● REQUIREMENT: Collect every line in the records below that contains the word "JSON".

Stored data
———

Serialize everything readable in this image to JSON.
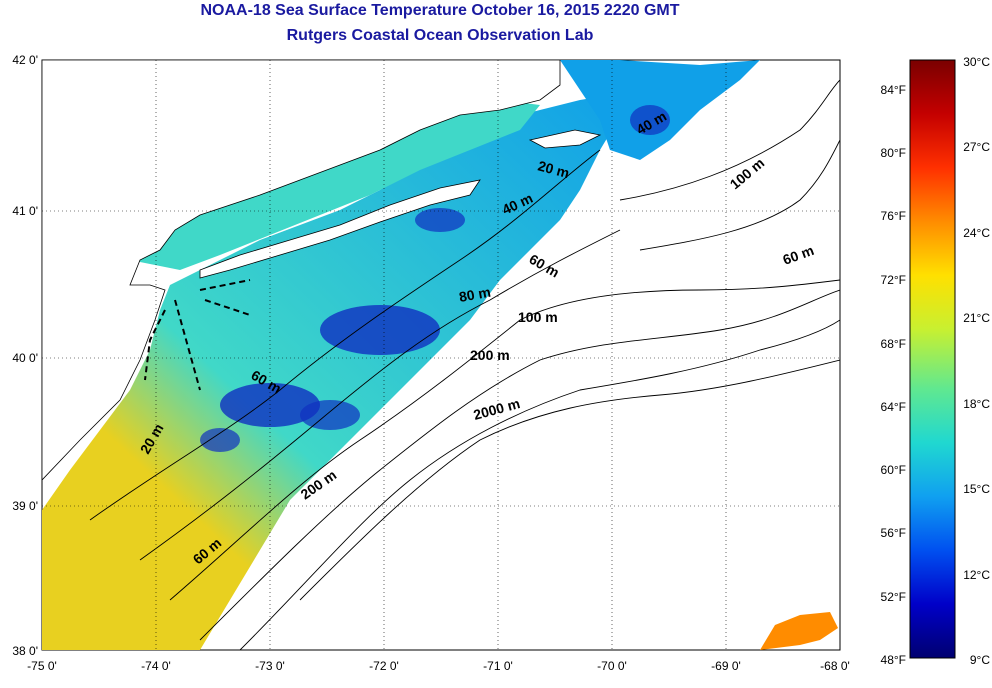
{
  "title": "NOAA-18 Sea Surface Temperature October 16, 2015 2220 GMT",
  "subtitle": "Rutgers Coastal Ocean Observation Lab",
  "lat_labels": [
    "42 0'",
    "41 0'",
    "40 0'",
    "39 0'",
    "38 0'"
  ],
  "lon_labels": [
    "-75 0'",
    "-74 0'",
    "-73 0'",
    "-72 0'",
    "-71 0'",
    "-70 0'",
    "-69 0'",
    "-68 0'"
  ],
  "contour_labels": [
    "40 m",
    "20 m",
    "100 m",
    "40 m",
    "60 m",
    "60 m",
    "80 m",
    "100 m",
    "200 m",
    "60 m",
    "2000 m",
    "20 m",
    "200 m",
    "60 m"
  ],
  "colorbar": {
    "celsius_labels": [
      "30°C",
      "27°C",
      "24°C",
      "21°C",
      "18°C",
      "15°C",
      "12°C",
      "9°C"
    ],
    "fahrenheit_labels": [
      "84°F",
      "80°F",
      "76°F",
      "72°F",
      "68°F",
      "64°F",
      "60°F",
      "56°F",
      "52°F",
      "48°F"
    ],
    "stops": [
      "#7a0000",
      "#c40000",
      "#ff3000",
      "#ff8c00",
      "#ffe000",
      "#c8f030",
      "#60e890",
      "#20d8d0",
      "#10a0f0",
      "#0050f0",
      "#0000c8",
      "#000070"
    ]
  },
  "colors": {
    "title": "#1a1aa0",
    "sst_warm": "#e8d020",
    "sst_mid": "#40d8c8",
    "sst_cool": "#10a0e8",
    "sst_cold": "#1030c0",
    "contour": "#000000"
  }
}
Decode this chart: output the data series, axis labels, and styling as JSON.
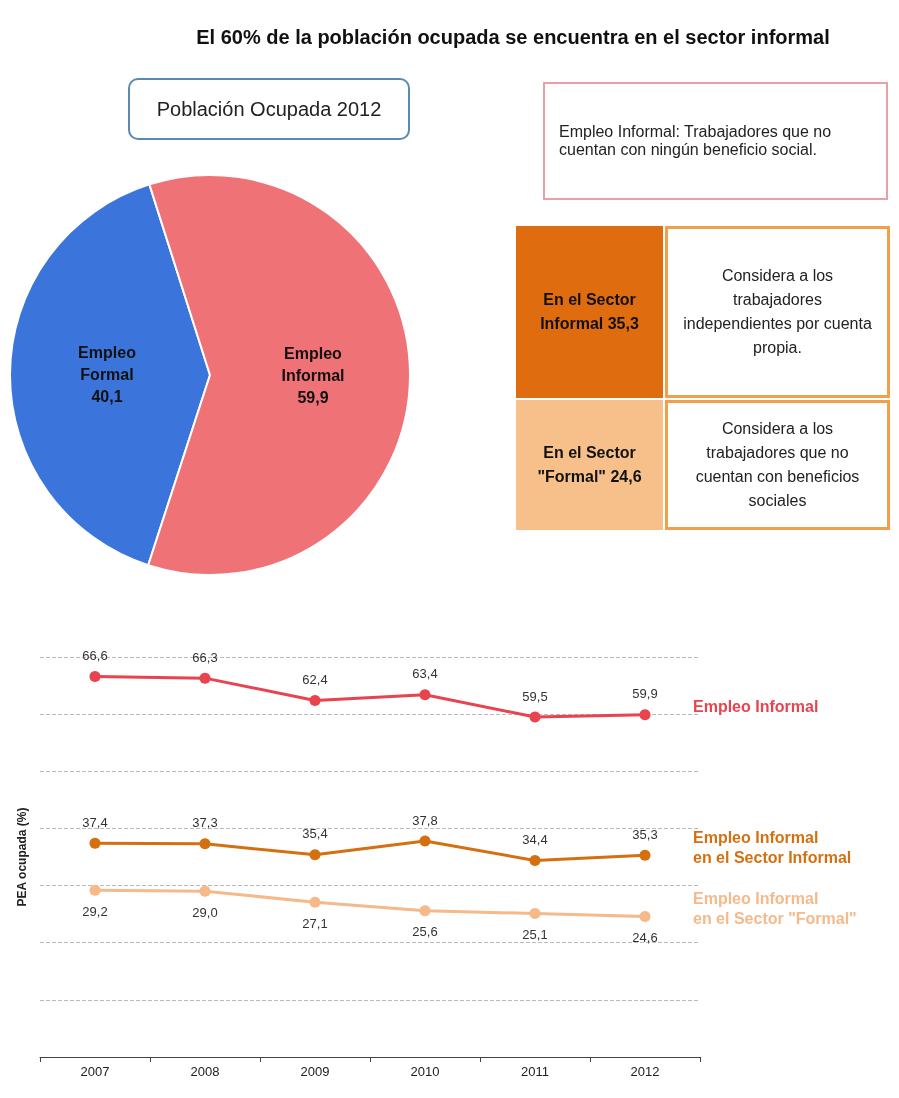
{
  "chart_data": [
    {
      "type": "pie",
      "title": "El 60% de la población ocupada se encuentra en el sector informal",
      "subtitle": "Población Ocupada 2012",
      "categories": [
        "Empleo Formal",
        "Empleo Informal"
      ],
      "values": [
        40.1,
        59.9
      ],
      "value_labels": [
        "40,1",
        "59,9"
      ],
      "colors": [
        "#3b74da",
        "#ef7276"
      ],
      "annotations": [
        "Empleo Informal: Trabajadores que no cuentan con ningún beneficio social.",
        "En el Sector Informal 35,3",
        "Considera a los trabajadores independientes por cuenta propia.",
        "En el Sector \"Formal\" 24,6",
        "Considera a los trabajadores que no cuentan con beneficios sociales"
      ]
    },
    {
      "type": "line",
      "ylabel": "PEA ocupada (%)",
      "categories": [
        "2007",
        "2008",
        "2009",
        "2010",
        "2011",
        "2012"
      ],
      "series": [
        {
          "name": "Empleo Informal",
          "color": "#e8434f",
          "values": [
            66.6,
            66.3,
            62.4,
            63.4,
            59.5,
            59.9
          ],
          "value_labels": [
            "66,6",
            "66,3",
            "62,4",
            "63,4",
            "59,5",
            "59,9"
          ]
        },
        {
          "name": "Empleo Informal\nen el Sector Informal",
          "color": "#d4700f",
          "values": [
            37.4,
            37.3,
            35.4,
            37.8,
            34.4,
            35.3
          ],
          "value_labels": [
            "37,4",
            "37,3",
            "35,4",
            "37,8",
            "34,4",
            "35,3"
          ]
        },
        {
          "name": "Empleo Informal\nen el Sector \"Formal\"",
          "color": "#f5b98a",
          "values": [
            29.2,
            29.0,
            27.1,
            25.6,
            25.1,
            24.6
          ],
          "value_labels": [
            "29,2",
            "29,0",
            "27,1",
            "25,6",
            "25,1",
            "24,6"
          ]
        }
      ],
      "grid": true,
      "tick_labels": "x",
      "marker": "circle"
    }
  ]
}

———

● TASK RESPONSE:
Serialize everything readable in this image to JSON.
Decode this chart: output the data series, axis labels, and styling as JSON.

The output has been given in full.